• _Exercise instructions_
Pull every line of the entries that has the word "Engineering".

• _Given records_
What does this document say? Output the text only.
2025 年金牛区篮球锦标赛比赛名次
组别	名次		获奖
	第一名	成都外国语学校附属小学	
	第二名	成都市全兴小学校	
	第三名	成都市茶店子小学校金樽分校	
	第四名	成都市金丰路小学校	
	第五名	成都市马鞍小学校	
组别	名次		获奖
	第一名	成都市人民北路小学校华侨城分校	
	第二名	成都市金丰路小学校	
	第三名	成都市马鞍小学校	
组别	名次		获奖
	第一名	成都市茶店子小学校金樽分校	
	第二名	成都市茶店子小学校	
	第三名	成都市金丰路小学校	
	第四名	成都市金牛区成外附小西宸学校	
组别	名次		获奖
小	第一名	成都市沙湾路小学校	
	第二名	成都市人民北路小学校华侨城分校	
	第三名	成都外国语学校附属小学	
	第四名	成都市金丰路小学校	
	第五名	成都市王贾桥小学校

--

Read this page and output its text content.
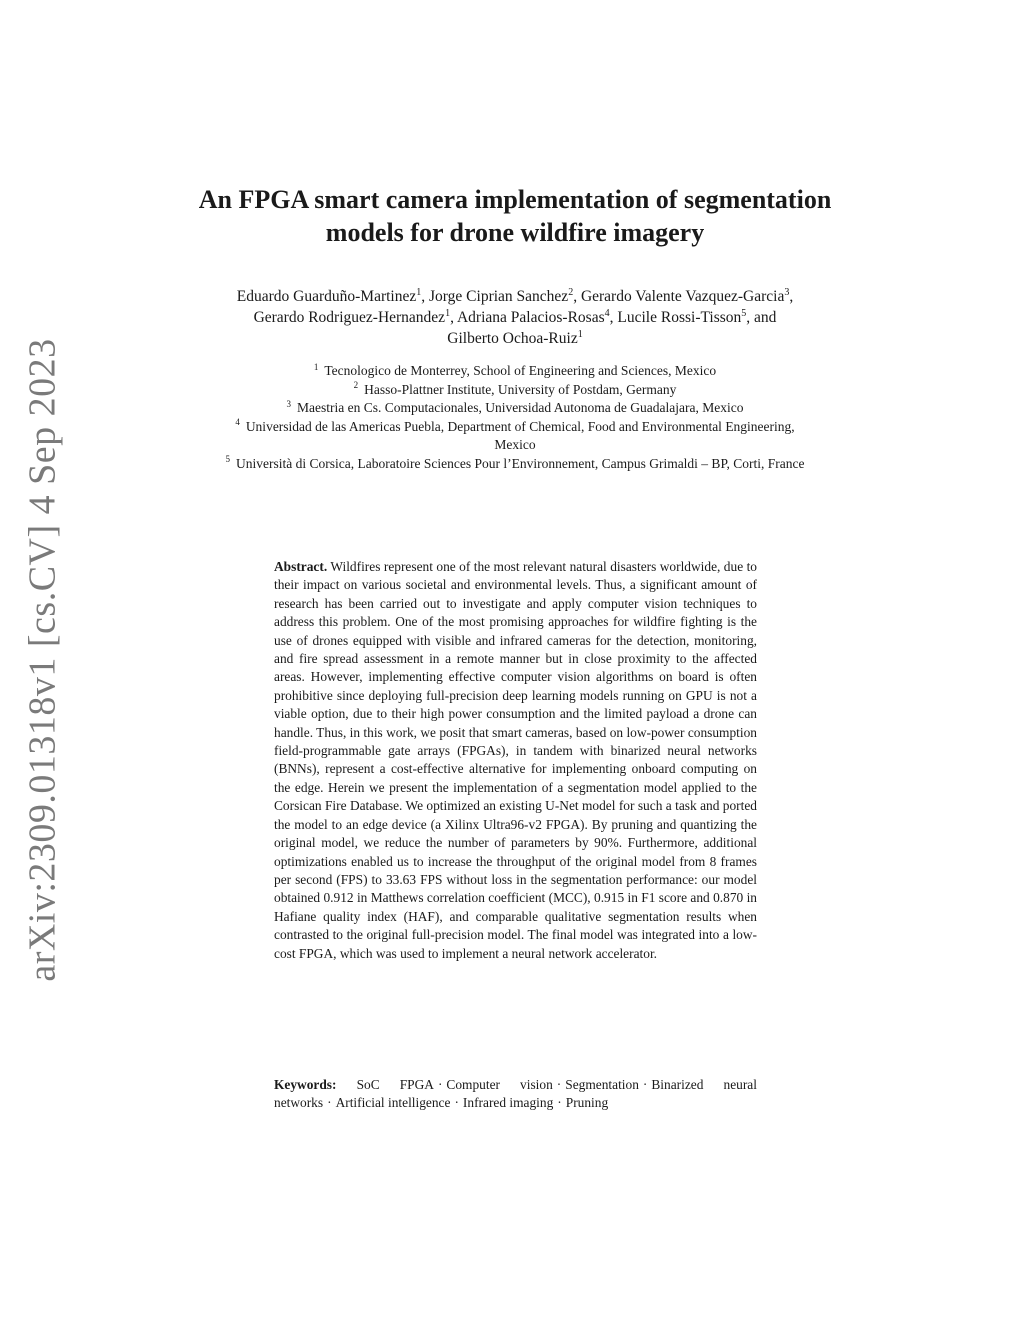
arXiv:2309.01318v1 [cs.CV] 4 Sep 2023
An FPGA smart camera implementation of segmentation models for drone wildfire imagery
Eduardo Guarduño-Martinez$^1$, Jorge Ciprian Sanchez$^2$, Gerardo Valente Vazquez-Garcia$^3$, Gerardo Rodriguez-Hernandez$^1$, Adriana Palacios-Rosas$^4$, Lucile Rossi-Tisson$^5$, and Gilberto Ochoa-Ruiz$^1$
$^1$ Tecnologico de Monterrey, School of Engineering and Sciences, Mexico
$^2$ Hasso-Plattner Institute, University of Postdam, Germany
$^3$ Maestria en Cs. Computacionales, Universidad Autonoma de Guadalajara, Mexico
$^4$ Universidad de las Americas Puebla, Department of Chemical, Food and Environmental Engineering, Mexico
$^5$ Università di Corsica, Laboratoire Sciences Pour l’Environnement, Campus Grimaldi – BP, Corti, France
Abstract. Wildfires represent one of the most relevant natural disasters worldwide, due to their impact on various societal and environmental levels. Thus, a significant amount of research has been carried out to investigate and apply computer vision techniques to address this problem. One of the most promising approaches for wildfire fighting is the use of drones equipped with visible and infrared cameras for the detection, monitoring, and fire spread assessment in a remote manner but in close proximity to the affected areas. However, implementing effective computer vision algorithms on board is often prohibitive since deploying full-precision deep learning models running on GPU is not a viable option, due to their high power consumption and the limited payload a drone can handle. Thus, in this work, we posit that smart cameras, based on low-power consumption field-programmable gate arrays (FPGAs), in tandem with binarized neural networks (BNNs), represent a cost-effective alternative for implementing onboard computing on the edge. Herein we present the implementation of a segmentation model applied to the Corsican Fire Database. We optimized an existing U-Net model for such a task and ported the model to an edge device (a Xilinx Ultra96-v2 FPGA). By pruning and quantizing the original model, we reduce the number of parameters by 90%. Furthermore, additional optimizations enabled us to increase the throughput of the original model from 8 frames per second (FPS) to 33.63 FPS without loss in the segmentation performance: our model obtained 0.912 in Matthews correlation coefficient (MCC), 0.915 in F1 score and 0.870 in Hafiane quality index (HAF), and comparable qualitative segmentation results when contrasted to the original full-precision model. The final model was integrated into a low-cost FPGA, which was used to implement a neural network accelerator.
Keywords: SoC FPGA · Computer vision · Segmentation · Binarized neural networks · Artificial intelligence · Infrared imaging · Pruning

• _Reply to the task_
$^1$ Tecnologico de Monterrey, School of Engineering and Sciences, Mexico
$^4$ Universidad de las Americas Puebla, Department of Chemical, Food and Environmental Engineering, Mexico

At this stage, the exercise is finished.